[Dataset excerpt]
*-*-*

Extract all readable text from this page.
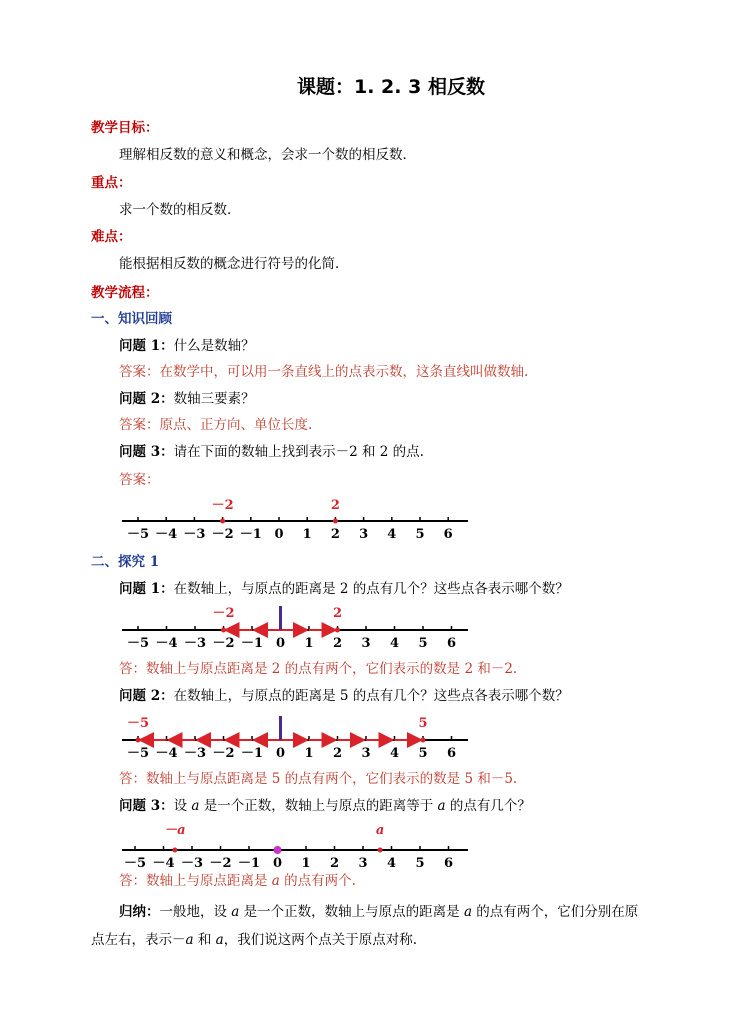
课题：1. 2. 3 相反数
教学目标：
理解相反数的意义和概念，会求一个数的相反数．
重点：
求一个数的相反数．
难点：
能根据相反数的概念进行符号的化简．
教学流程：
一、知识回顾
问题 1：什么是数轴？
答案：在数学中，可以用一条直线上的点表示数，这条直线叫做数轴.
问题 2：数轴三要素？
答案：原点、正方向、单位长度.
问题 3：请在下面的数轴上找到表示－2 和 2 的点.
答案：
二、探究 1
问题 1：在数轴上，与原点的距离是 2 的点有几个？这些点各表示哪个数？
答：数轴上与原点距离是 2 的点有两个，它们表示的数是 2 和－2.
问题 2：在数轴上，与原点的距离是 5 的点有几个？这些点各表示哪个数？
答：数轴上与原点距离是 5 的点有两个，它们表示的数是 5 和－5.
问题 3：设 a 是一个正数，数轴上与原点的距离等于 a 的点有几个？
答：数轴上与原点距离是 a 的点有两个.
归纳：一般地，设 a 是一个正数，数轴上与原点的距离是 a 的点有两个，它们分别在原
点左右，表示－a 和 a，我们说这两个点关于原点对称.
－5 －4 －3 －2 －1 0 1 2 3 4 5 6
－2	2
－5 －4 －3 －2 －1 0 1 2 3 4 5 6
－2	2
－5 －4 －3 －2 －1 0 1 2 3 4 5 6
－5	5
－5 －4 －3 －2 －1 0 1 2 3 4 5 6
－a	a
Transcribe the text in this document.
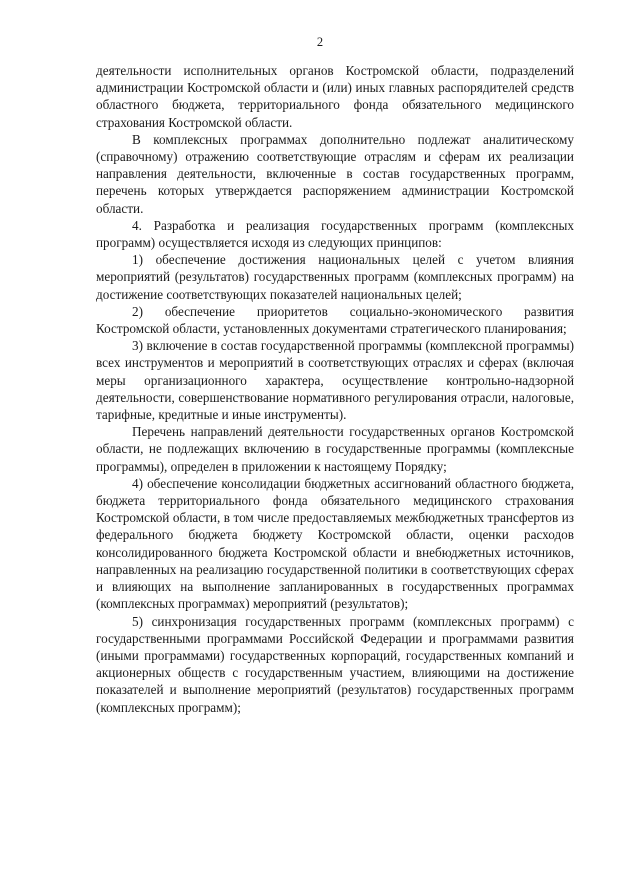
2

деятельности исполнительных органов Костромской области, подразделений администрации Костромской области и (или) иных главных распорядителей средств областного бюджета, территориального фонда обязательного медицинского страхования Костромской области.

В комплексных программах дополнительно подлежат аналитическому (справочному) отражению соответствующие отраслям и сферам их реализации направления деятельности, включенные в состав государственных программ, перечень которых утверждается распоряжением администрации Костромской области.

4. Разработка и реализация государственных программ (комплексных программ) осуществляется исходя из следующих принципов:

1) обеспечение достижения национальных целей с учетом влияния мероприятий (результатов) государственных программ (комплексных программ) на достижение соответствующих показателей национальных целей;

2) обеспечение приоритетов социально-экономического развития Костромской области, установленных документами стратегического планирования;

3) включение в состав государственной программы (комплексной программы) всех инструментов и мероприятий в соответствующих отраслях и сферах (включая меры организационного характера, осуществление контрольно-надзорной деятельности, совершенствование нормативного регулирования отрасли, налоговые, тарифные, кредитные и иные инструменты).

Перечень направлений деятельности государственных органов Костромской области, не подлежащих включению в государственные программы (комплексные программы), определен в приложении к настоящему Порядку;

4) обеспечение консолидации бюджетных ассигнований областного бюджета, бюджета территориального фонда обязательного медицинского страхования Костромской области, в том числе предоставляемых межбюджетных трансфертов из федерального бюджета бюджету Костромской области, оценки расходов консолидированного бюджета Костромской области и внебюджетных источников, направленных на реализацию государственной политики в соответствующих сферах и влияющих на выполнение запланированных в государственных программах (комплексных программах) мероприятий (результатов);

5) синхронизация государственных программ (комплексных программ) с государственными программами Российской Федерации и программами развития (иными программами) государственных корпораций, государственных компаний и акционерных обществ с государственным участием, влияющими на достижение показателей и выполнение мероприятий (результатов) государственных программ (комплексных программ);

*-*-*

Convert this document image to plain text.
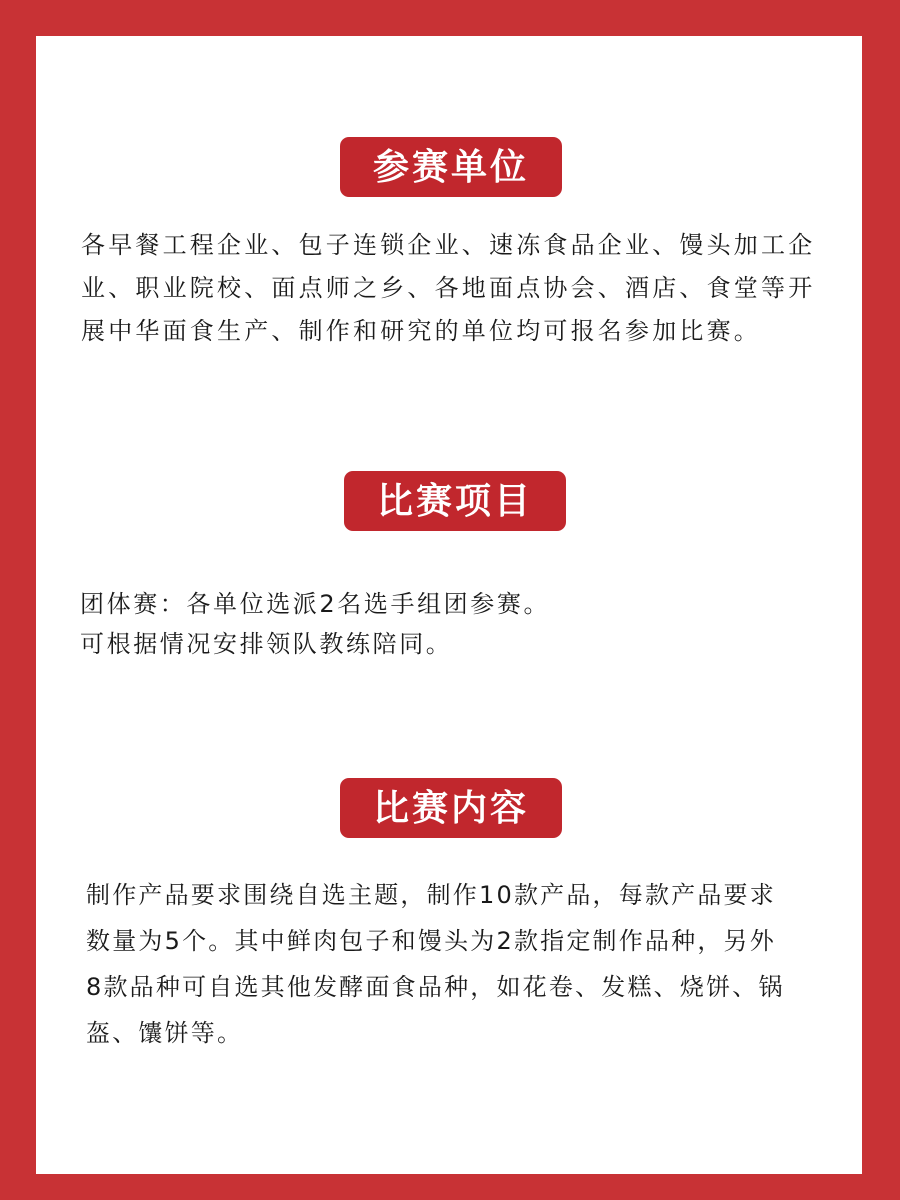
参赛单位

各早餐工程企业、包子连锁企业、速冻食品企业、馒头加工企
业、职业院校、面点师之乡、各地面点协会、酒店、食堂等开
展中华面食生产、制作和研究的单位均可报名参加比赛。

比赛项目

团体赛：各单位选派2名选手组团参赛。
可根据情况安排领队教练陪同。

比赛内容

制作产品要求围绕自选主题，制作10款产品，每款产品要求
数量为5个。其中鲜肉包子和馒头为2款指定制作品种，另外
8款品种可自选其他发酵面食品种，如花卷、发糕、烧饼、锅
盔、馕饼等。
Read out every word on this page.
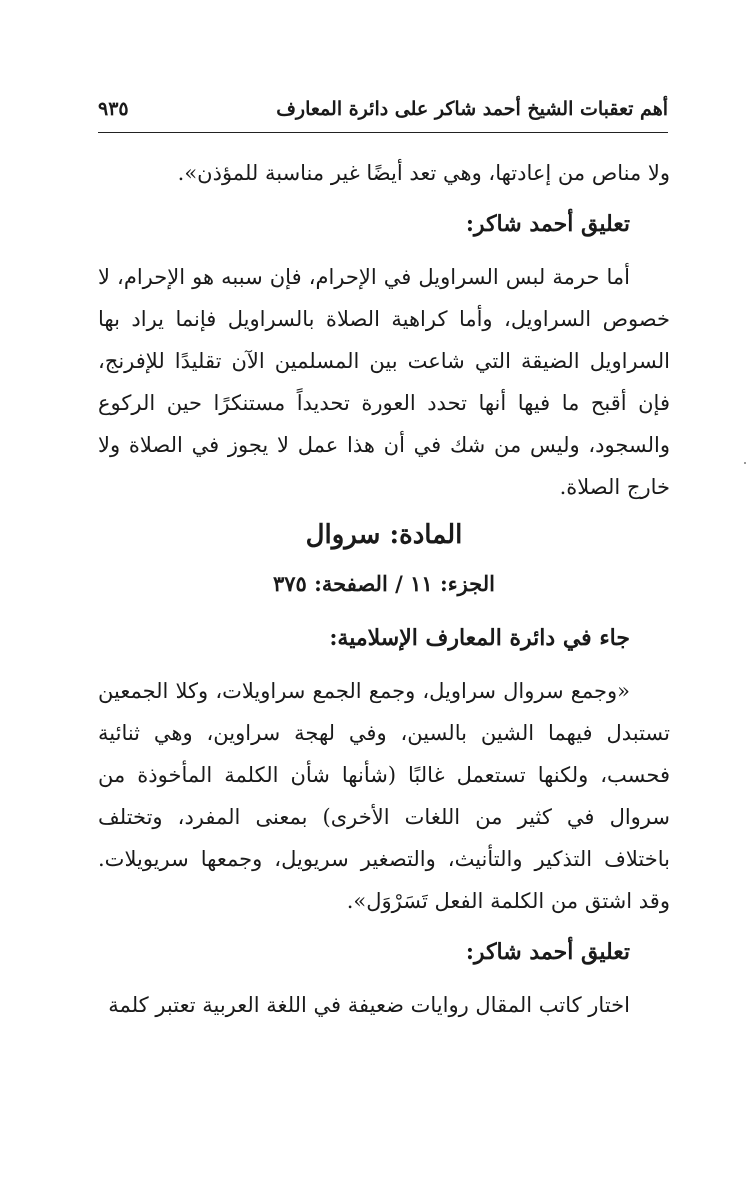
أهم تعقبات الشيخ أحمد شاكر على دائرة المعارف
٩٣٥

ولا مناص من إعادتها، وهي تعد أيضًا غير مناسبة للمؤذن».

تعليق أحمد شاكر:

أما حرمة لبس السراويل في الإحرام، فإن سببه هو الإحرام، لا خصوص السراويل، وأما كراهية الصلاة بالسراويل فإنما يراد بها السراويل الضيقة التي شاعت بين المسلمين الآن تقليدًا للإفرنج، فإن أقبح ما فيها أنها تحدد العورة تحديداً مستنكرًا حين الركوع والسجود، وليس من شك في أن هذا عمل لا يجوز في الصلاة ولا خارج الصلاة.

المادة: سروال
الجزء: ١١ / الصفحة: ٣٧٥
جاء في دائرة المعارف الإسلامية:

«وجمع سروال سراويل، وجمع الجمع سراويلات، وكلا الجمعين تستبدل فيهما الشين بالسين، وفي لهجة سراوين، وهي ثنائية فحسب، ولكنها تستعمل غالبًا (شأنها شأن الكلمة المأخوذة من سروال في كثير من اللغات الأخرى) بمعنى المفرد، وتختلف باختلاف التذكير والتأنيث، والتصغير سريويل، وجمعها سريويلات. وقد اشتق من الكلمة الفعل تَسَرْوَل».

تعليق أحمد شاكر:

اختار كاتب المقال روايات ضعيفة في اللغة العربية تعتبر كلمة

*-*-*

▸ Set exercise
Which lines hold the word "состав"? Show each one.

▸ Result of this exercise
В комплексных программах дополнительно подлежат аналитическому (справочному) отражению соответствующие отраслям и сферам их реализации направления деятельности, включенные в состав государственных программ, перечень которых утверждается распоряжением администрации Костромской области.
3) включение в состав государственной программы (комплексной программы) всех инструментов и мероприятий в соответствующих отраслях и сферах (включая меры организационного характера, осуществление контрольно-надзорной деятельности, совершенствование нормативного регулирования отрасли, налоговые, тарифные, кредитные и иные инструменты).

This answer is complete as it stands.